Short task:
Return the records that follow unaltered. Omit every picture.

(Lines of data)
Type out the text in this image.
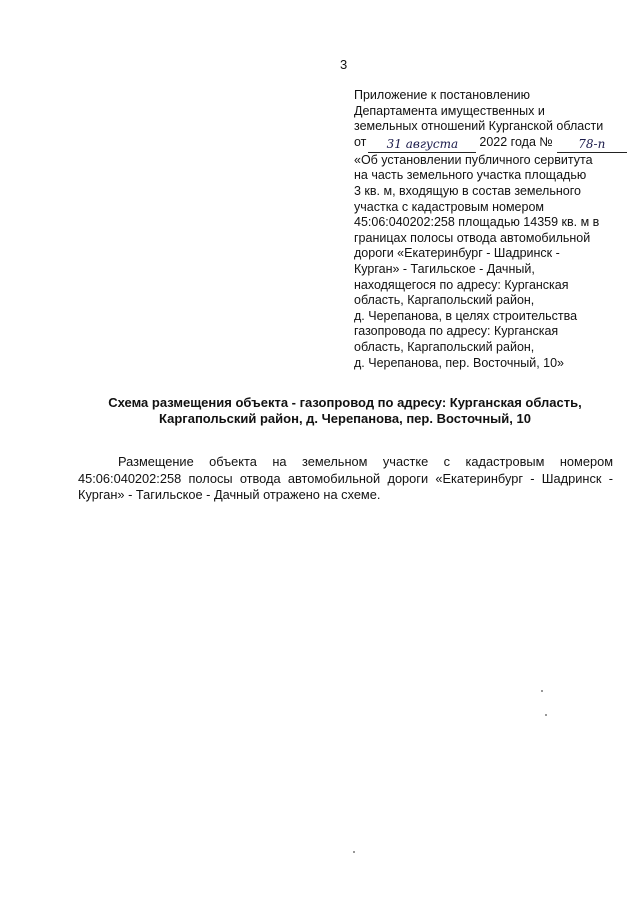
3
Приложение к постановлению
Департамента имущественных и
земельных отношений Курганской области
от 31 августа 2022 года № 78-п
«Об установлении публичного сервитута
на часть земельного участка площадью
3 кв. м, входящую в состав земельного
участка с кадастровым номером
45:06:040202:258 площадью 14359 кв. м в
границах полосы отвода автомобильной
дороги «Екатеринбург - Шадринск -
Курган» - Тагильское - Дачный,
находящегося по адресу: Курганская
область, Каргапольский район,
д. Черепанова, в целях строительства
газопровода по адресу: Курганская
область, Каргапольский район,
д. Черепанова, пер. Восточный, 10»
Схема размещения объекта - газопровод по адресу: Курганская область,
Каргапольский район, д. Черепанова, пер. Восточный, 10
Размещение объекта на земельном участке с кадастровым номером
45:06:040202:258 полосы отвода автомобильной дороги «Екатеринбург - Шадринск -
Курган» - Тагильское - Дачный отражено на схеме.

Written solution:
Type out the text in this image.
3
Приложение к постановлению
Департамента имущественных и
земельных отношений Курганской области
от 31 августа 2022 года № 78-п
«Об установлении публичного сервитута
на часть земельного участка площадью
3 кв. м, входящую в состав земельного
участка с кадастровым номером
45:06:040202:258 площадью 14359 кв. м в
границах полосы отвода автомобильной
дороги «Екатеринбург - Шадринск -
Курган» - Тагильское - Дачный,
находящегося по адресу: Курганская
область, Каргапольский район,
д. Черепанова, в целях строительства
газопровода по адресу: Курганская
область, Каргапольский район,
д. Черепанова, пер. Восточный, 10»
Схема размещения объекта - газопровод по адресу: Курганская область,
Каргапольский район, д. Черепанова, пер. Восточный, 10
Размещение объекта на земельном участке с кадастровым номером
45:06:040202:258 полосы отвода автомобильной дороги «Екатеринбург - Шадринск -
Курган» - Тагильское - Дачный отражено на схеме.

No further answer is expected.